__Written instruction__
Gather each line of the entries below that includes "performing".

__Listed records__
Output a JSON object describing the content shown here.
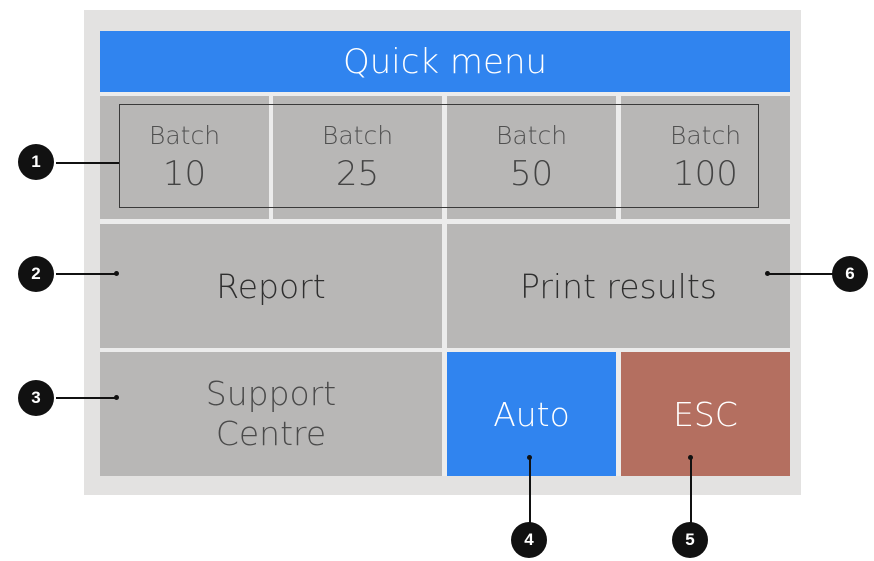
{
  "screen": {
    "title": "Quick menu",
    "batches": [
      {
        "label": "Batch",
        "value": "10"
      },
      {
        "label": "Batch",
        "value": "25"
      },
      {
        "label": "Batch",
        "value": "50"
      },
      {
        "label": "Batch",
        "value": "100"
      }
    ],
    "report_label": "Report",
    "print_label": "Print results",
    "support_label": "Support\nCentre",
    "auto_label": "Auto",
    "esc_label": "ESC"
  },
  "callouts": [
    "1",
    "2",
    "3",
    "4",
    "5",
    "6"
  ],
  "colors": {
    "title_bar": "#3084ef",
    "tile": "#b8b7b6",
    "auto": "#3084ef",
    "esc": "#b46f60",
    "callout": "#111111"
  }
}
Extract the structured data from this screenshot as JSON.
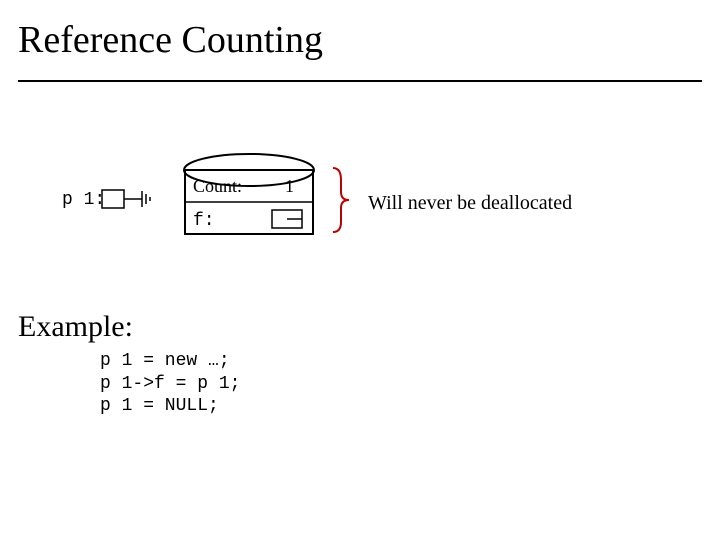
{
  "title": "Reference Counting",
  "diagram": {
    "p1_label": "p 1:",
    "count_label": "Count:",
    "count_value": "1",
    "f_label": "f:"
  },
  "annotation": "Will never be deallocated",
  "example_heading": "Example:",
  "code_lines": "p 1 = new …;\np 1->f = p 1;\np 1 = NULL;"
}
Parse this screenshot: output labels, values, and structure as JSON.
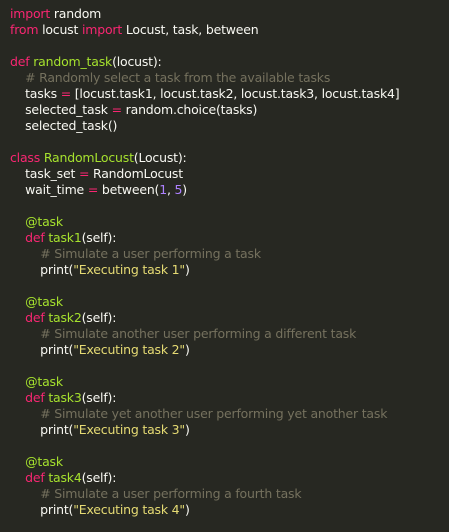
{
  "colors": {
    "background": "#272822",
    "default_text": "#f8f8f2",
    "keyword": "#f92672",
    "function_name": "#a6e22e",
    "number": "#ae81ff",
    "string": "#e6db74",
    "comment": "#75715e"
  },
  "lines": [
    [
      {
        "t": "kw",
        "v": "import"
      },
      {
        "t": "plain",
        "v": " random"
      }
    ],
    [
      {
        "t": "kw",
        "v": "from"
      },
      {
        "t": "plain",
        "v": " locust "
      },
      {
        "t": "kw",
        "v": "import"
      },
      {
        "t": "plain",
        "v": " Locust, task, between"
      }
    ],
    [],
    [
      {
        "t": "kw",
        "v": "def"
      },
      {
        "t": "plain",
        "v": " "
      },
      {
        "t": "fn",
        "v": "random_task"
      },
      {
        "t": "plain",
        "v": "(locust):"
      }
    ],
    [
      {
        "t": "plain",
        "v": "    "
      },
      {
        "t": "cm",
        "v": "# Randomly select a task from the available tasks"
      }
    ],
    [
      {
        "t": "plain",
        "v": "    tasks "
      },
      {
        "t": "kw",
        "v": "="
      },
      {
        "t": "plain",
        "v": " [locust.task1, locust.task2, locust.task3, locust.task4]"
      }
    ],
    [
      {
        "t": "plain",
        "v": "    selected_task "
      },
      {
        "t": "kw",
        "v": "="
      },
      {
        "t": "plain",
        "v": " random.choice(tasks)"
      }
    ],
    [
      {
        "t": "plain",
        "v": "    selected_task()"
      }
    ],
    [],
    [
      {
        "t": "kw",
        "v": "class"
      },
      {
        "t": "plain",
        "v": " "
      },
      {
        "t": "fn",
        "v": "RandomLocust"
      },
      {
        "t": "plain",
        "v": "(Locust):"
      }
    ],
    [
      {
        "t": "plain",
        "v": "    task_set "
      },
      {
        "t": "kw",
        "v": "="
      },
      {
        "t": "plain",
        "v": " RandomLocust"
      }
    ],
    [
      {
        "t": "plain",
        "v": "    wait_time "
      },
      {
        "t": "kw",
        "v": "="
      },
      {
        "t": "plain",
        "v": " between("
      },
      {
        "t": "num",
        "v": "1"
      },
      {
        "t": "plain",
        "v": ", "
      },
      {
        "t": "num",
        "v": "5"
      },
      {
        "t": "plain",
        "v": ")"
      }
    ],
    [],
    [
      {
        "t": "plain",
        "v": "    "
      },
      {
        "t": "dec",
        "v": "@task"
      }
    ],
    [
      {
        "t": "plain",
        "v": "    "
      },
      {
        "t": "kw",
        "v": "def"
      },
      {
        "t": "plain",
        "v": " "
      },
      {
        "t": "fn",
        "v": "task1"
      },
      {
        "t": "plain",
        "v": "(self):"
      }
    ],
    [
      {
        "t": "plain",
        "v": "        "
      },
      {
        "t": "cm",
        "v": "# Simulate a user performing a task"
      }
    ],
    [
      {
        "t": "plain",
        "v": "        print("
      },
      {
        "t": "str",
        "v": "\"Executing task 1\""
      },
      {
        "t": "plain",
        "v": ")"
      }
    ],
    [],
    [
      {
        "t": "plain",
        "v": "    "
      },
      {
        "t": "dec",
        "v": "@task"
      }
    ],
    [
      {
        "t": "plain",
        "v": "    "
      },
      {
        "t": "kw",
        "v": "def"
      },
      {
        "t": "plain",
        "v": " "
      },
      {
        "t": "fn",
        "v": "task2"
      },
      {
        "t": "plain",
        "v": "(self):"
      }
    ],
    [
      {
        "t": "plain",
        "v": "        "
      },
      {
        "t": "cm",
        "v": "# Simulate another user performing a different task"
      }
    ],
    [
      {
        "t": "plain",
        "v": "        print("
      },
      {
        "t": "str",
        "v": "\"Executing task 2\""
      },
      {
        "t": "plain",
        "v": ")"
      }
    ],
    [],
    [
      {
        "t": "plain",
        "v": "    "
      },
      {
        "t": "dec",
        "v": "@task"
      }
    ],
    [
      {
        "t": "plain",
        "v": "    "
      },
      {
        "t": "kw",
        "v": "def"
      },
      {
        "t": "plain",
        "v": " "
      },
      {
        "t": "fn",
        "v": "task3"
      },
      {
        "t": "plain",
        "v": "(self):"
      }
    ],
    [
      {
        "t": "plain",
        "v": "        "
      },
      {
        "t": "cm",
        "v": "# Simulate yet another user performing yet another task"
      }
    ],
    [
      {
        "t": "plain",
        "v": "        print("
      },
      {
        "t": "str",
        "v": "\"Executing task 3\""
      },
      {
        "t": "plain",
        "v": ")"
      }
    ],
    [],
    [
      {
        "t": "plain",
        "v": "    "
      },
      {
        "t": "dec",
        "v": "@task"
      }
    ],
    [
      {
        "t": "plain",
        "v": "    "
      },
      {
        "t": "kw",
        "v": "def"
      },
      {
        "t": "plain",
        "v": " "
      },
      {
        "t": "fn",
        "v": "task4"
      },
      {
        "t": "plain",
        "v": "(self):"
      }
    ],
    [
      {
        "t": "plain",
        "v": "        "
      },
      {
        "t": "cm",
        "v": "# Simulate a user performing a fourth task"
      }
    ],
    [
      {
        "t": "plain",
        "v": "        print("
      },
      {
        "t": "str",
        "v": "\"Executing task 4\""
      },
      {
        "t": "plain",
        "v": ")"
      }
    ]
  ]
}
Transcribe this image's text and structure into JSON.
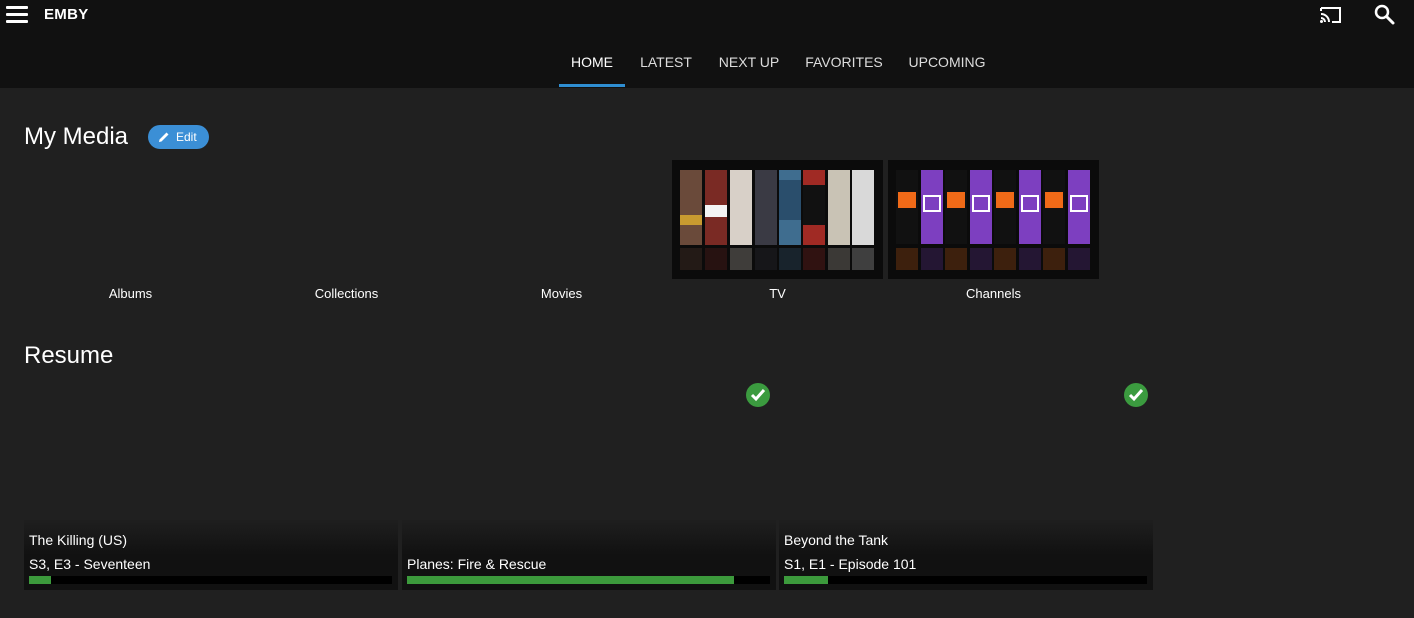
{
  "app": {
    "title": "EMBY"
  },
  "header": {
    "menu_icon": "hamburger-menu-icon",
    "cast_icon": "cast-icon",
    "search_icon": "search-icon"
  },
  "tabs": [
    {
      "label": "HOME",
      "active": true
    },
    {
      "label": "LATEST",
      "active": false
    },
    {
      "label": "NEXT UP",
      "active": false
    },
    {
      "label": "FAVORITES",
      "active": false
    },
    {
      "label": "UPCOMING",
      "active": false
    }
  ],
  "my_media": {
    "title": "My Media",
    "edit_label": "Edit",
    "libraries": [
      {
        "label": "Albums"
      },
      {
        "label": "Collections"
      },
      {
        "label": "Movies"
      },
      {
        "label": "TV"
      },
      {
        "label": "Channels"
      }
    ]
  },
  "resume": {
    "title": "Resume",
    "items": [
      {
        "title": "The Killing (US)",
        "subtitle": "S3, E3 - Seventeen",
        "progress_pct": 6,
        "played": false
      },
      {
        "title": "",
        "subtitle": "Planes: Fire & Rescue",
        "progress_pct": 90,
        "played": true
      },
      {
        "title": "Beyond the Tank",
        "subtitle": "S1, E1 - Episode 101",
        "progress_pct": 12,
        "played": true
      }
    ]
  },
  "colors": {
    "accent": "#2f8ed2",
    "edit_button": "#3b8fd6",
    "progress": "#3c9a3c",
    "played_badge": "#3b9b3f",
    "channels_purple": "#7d3fc0",
    "channels_orange": "#f06a18"
  }
}
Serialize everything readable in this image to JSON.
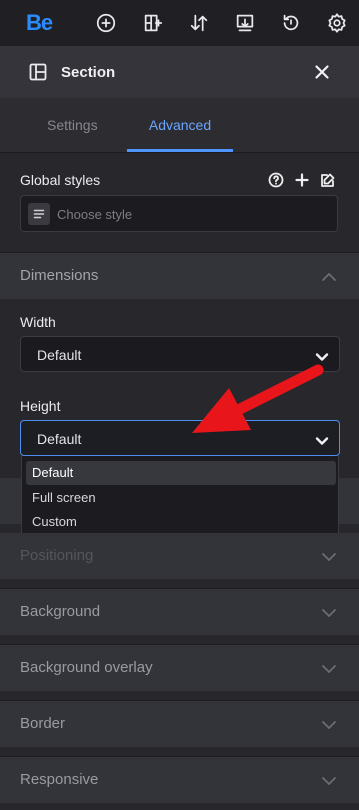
{
  "toolbar": {
    "logo": "Be",
    "icons": [
      "add-circle-icon",
      "add-column-icon",
      "sort-arrows-icon",
      "import-icon",
      "history-icon",
      "settings-gear-icon"
    ]
  },
  "section_header": {
    "title": "Section",
    "close_icon": "close-icon"
  },
  "tabs": [
    {
      "label": "Settings",
      "active": false
    },
    {
      "label": "Advanced",
      "active": true
    }
  ],
  "global_styles": {
    "label": "Global styles",
    "placeholder": "Choose style",
    "icons": [
      "help-icon",
      "plus-icon",
      "edit-style-icon"
    ]
  },
  "dimensions": {
    "title": "Dimensions",
    "width": {
      "label": "Width",
      "value": "Default"
    },
    "height": {
      "label": "Height",
      "value": "Default",
      "options": [
        "Default",
        "Full screen",
        "Custom"
      ],
      "highlighted": "Default"
    }
  },
  "accordions": [
    {
      "label": "Positioning"
    },
    {
      "label": "Background"
    },
    {
      "label": "Background overlay"
    },
    {
      "label": "Border"
    },
    {
      "label": "Responsive"
    }
  ],
  "colors": {
    "accent": "#4f95ff",
    "logo": "#2a8bff",
    "annotation_arrow": "#e8151b"
  }
}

__The reply__
        "v": "# Simulate a user performing a task"
        "v": "# Simulate another user performing a different task"
        "v": "# Simulate yet another user performing yet another task"
        "v": "# Simulate a user performing a fourth task"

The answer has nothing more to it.